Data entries
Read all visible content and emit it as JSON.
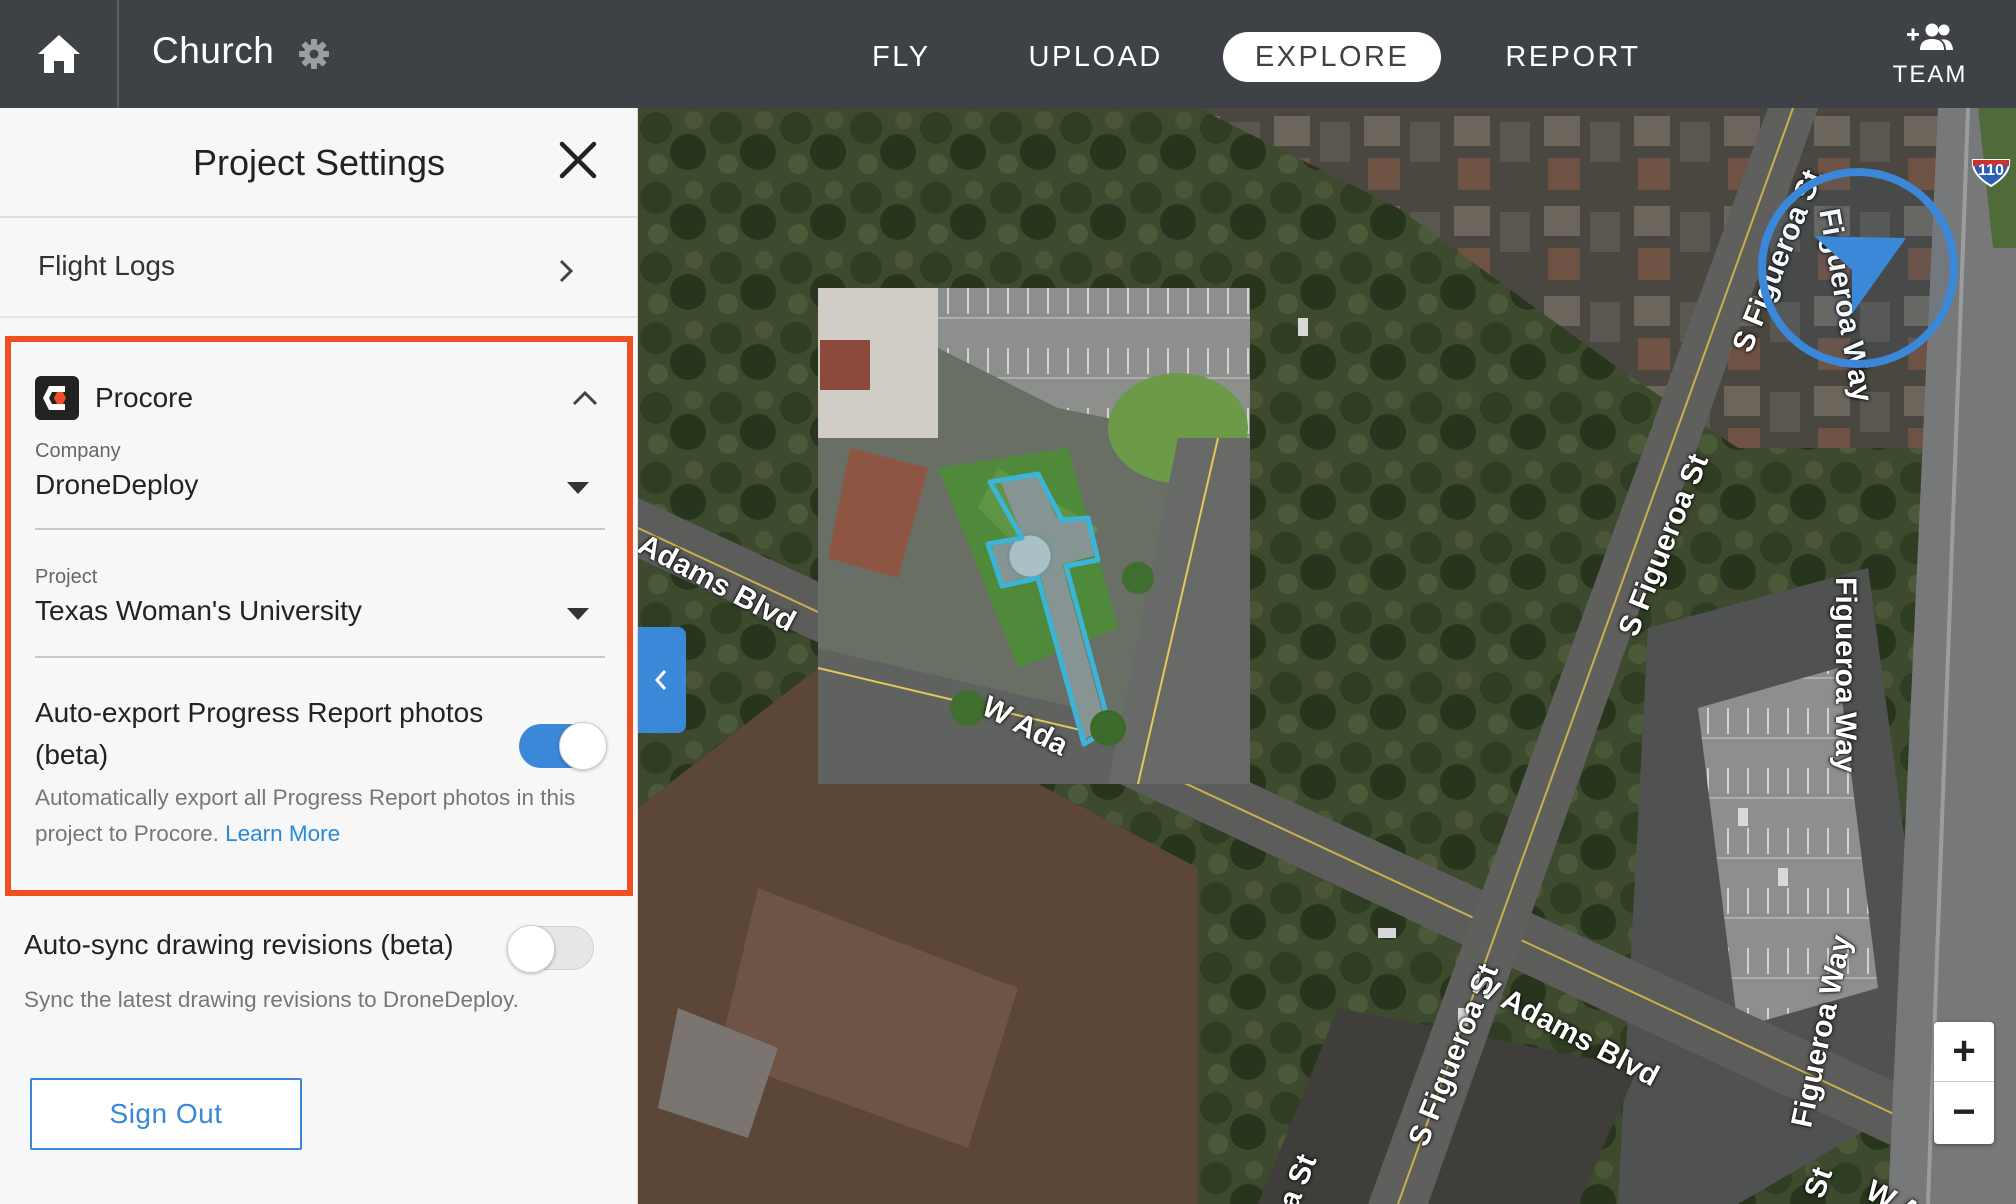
{
  "header": {
    "project_title": "Church",
    "tabs": [
      {
        "label": "FLY",
        "active": false
      },
      {
        "label": "UPLOAD",
        "active": false
      },
      {
        "label": "EXPLORE",
        "active": true
      },
      {
        "label": "REPORT",
        "active": false
      }
    ],
    "team_label": "TEAM"
  },
  "panel": {
    "title": "Project Settings",
    "flight_logs_label": "Flight Logs",
    "procore": {
      "name": "Procore",
      "company_label": "Company",
      "company_value": "DroneDeploy",
      "project_label": "Project",
      "project_value": "Texas Woman's University",
      "auto_export_title": "Auto-export Progress Report photos (beta)",
      "auto_export_desc": "Automatically export all Progress Report photos in this project to Procore.",
      "learn_more": "Learn More",
      "auto_export_on": true
    },
    "auto_sync_title": "Auto-sync drawing revisions (beta)",
    "auto_sync_desc": "Sync the latest drawing revisions to DroneDeploy.",
    "auto_sync_on": false,
    "sign_out_label": "Sign Out"
  },
  "map": {
    "street_labels": {
      "adams_blvd_left": "Adams Blvd",
      "w_adams_mid": "W Ada",
      "w_adams_blvd": "W Adams Blvd",
      "w_adams_right": "W Ad",
      "s_figueroa_top": "S Figueroa St",
      "s_figueroa_mid": "S Figueroa St",
      "s_figueroa_bottom": "S Figueroa St",
      "s_figueroa_edge": "a St",
      "figueroa_way_right": "Figueroa Way",
      "figueroa_way_bottom": "Figueroa Way",
      "figueroa_way_top": "Figueroa Way",
      "st_bottom_right": "St"
    },
    "highway_shield": "110",
    "zoom_in": "+",
    "zoom_out": "−"
  },
  "colors": {
    "topbar": "#3e4247",
    "accent": "#3b87d8",
    "procore_highlight": "#f04e23",
    "outline": "#3cb4d8"
  },
  "icons": [
    "home-icon",
    "gear-icon",
    "add-team-icon",
    "close-icon",
    "chevron-right-icon",
    "procore-logo-icon",
    "chevron-up-icon",
    "caret-down-icon",
    "chevron-left-icon",
    "compass-icon"
  ]
}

→ REQUEST
Give the number of lines in the listing above that hold the string "Progress", with nothing else.

→ THE RESULT
2